- **Given exercise**
Output the data exactly, with every line intact.

- **Data listing**
# # # #

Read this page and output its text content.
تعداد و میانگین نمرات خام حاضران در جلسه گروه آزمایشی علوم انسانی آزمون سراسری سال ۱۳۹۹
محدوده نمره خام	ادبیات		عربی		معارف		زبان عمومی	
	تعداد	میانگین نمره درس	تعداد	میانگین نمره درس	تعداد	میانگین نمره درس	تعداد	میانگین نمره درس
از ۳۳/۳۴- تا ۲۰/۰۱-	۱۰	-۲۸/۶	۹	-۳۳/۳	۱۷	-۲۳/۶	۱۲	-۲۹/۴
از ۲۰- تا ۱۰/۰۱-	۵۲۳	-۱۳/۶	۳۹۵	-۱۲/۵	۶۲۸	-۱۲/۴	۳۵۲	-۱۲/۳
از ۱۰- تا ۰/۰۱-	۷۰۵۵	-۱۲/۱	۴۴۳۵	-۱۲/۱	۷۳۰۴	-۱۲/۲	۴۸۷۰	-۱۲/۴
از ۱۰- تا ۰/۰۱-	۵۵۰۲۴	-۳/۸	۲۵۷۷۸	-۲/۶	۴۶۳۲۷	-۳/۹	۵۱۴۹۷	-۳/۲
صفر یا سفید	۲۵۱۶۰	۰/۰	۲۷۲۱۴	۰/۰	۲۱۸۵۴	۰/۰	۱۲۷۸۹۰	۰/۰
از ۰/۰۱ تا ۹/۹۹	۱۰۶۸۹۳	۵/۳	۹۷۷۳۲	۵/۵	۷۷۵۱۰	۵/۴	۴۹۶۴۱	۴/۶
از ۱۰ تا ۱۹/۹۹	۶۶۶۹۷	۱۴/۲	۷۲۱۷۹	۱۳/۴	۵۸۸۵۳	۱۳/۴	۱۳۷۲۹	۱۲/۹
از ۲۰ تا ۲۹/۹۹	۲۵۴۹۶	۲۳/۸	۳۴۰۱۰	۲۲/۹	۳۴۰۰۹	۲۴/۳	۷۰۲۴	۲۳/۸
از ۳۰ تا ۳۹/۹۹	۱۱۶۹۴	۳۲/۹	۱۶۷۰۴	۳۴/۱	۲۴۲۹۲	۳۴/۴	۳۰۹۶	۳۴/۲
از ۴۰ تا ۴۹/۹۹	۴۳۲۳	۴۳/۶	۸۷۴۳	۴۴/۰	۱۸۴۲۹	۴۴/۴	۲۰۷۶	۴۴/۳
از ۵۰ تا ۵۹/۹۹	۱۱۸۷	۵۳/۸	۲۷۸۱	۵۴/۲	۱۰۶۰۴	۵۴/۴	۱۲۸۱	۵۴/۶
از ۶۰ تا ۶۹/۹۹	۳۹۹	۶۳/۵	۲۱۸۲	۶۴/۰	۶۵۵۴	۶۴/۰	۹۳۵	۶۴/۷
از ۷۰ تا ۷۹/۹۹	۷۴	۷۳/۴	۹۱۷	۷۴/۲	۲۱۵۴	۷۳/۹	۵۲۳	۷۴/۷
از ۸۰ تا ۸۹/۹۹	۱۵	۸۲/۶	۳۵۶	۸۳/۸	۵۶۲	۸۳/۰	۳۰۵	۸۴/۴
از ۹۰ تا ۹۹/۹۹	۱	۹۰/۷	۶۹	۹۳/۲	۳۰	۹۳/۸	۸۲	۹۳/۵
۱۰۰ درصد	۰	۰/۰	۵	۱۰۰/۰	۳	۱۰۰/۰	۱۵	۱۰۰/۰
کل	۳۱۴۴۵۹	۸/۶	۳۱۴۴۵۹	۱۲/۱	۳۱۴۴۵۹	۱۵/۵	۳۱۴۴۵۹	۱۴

# # # #

- **Task result**
Read this page and output its text content.
تعداد و میانگین نمرات خام حاضران در جلسه گروه آزمایشی علوم انسانی آزمون سراسری سال ۱۳۹۹
محدوده نمره خام	ادبیات		عربی		معارف		زبان عمومی	
	تعداد	میانگین نمره درس	تعداد	میانگین نمره درس	تعداد	میانگین نمره درس	تعداد	میانگین نمره درس
از ۳۳/۳۴- تا ۲۰/۰۱-	۱۰	-۲۸/۶	۹	-۳۳/۳	۱۷	-۲۳/۶	۱۲	-۲۹/۴
از ۲۰- تا ۱۰/۰۱-	۵۲۳	-۱۳/۶	۳۹۵	-۱۲/۵	۶۲۸	-۱۲/۴	۳۵۲	-۱۲/۳
از ۱۰- تا ۰/۰۱-	۷۰۵۵	-۱۲/۱	۴۴۳۵	-۱۲/۱	۷۳۰۴	-۱۲/۲	۴۸۷۰	-۱۲/۴
از ۱۰- تا ۰/۰۱-	۵۵۰۲۴	-۳/۸	۲۵۷۷۸	-۲/۶	۴۶۳۲۷	-۳/۹	۵۱۴۹۷	-۳/۲
صفر یا سفید	۲۵۱۶۰	۰/۰	۲۷۲۱۴	۰/۰	۲۱۸۵۴	۰/۰	۱۲۷۸۹۰	۰/۰
از ۰/۰۱ تا ۹/۹۹	۱۰۶۸۹۳	۵/۳	۹۷۷۳۲	۵/۵	۷۷۵۱۰	۵/۴	۴۹۶۴۱	۴/۶
از ۱۰ تا ۱۹/۹۹	۶۶۶۹۷	۱۴/۲	۷۲۱۷۹	۱۳/۴	۵۸۸۵۳	۱۳/۴	۱۳۷۲۹	۱۲/۹
از ۲۰ تا ۲۹/۹۹	۲۵۴۹۶	۲۳/۸	۳۴۰۱۰	۲۲/۹	۳۴۰۰۹	۲۴/۳	۷۰۲۴	۲۳/۸
از ۳۰ تا ۳۹/۹۹	۱۱۶۹۴	۳۲/۹	۱۶۷۰۴	۳۴/۱	۲۴۲۹۲	۳۴/۴	۳۰۹۶	۳۴/۲
از ۴۰ تا ۴۹/۹۹	۴۳۲۳	۴۳/۶	۸۷۴۳	۴۴/۰	۱۸۴۲۹	۴۴/۴	۲۰۷۶	۴۴/۳
از ۵۰ تا ۵۹/۹۹	۱۱۸۷	۵۳/۸	۲۷۸۱	۵۴/۲	۱۰۶۰۴	۵۴/۴	۱۲۸۱	۵۴/۶
از ۶۰ تا ۶۹/۹۹	۳۹۹	۶۳/۵	۲۱۸۲	۶۴/۰	۶۵۵۴	۶۴/۰	۹۳۵	۶۴/۷
از ۷۰ تا ۷۹/۹۹	۷۴	۷۳/۴	۹۱۷	۷۴/۲	۲۱۵۴	۷۳/۹	۵۲۳	۷۴/۷
از ۸۰ تا ۸۹/۹۹	۱۵	۸۲/۶	۳۵۶	۸۳/۸	۵۶۲	۸۳/۰	۳۰۵	۸۴/۴
از ۹۰ تا ۹۹/۹۹	۱	۹۰/۷	۶۹	۹۳/۲	۳۰	۹۳/۸	۸۲	۹۳/۵
۱۰۰ درصد	۰	۰/۰	۵	۱۰۰/۰	۳	۱۰۰/۰	۱۵	۱۰۰/۰
کل	۳۱۴۴۵۹	۸/۶	۳۱۴۴۵۹	۱۲/۱	۳۱۴۴۵۹	۱۵/۵	۳۱۴۴۵۹	۱۴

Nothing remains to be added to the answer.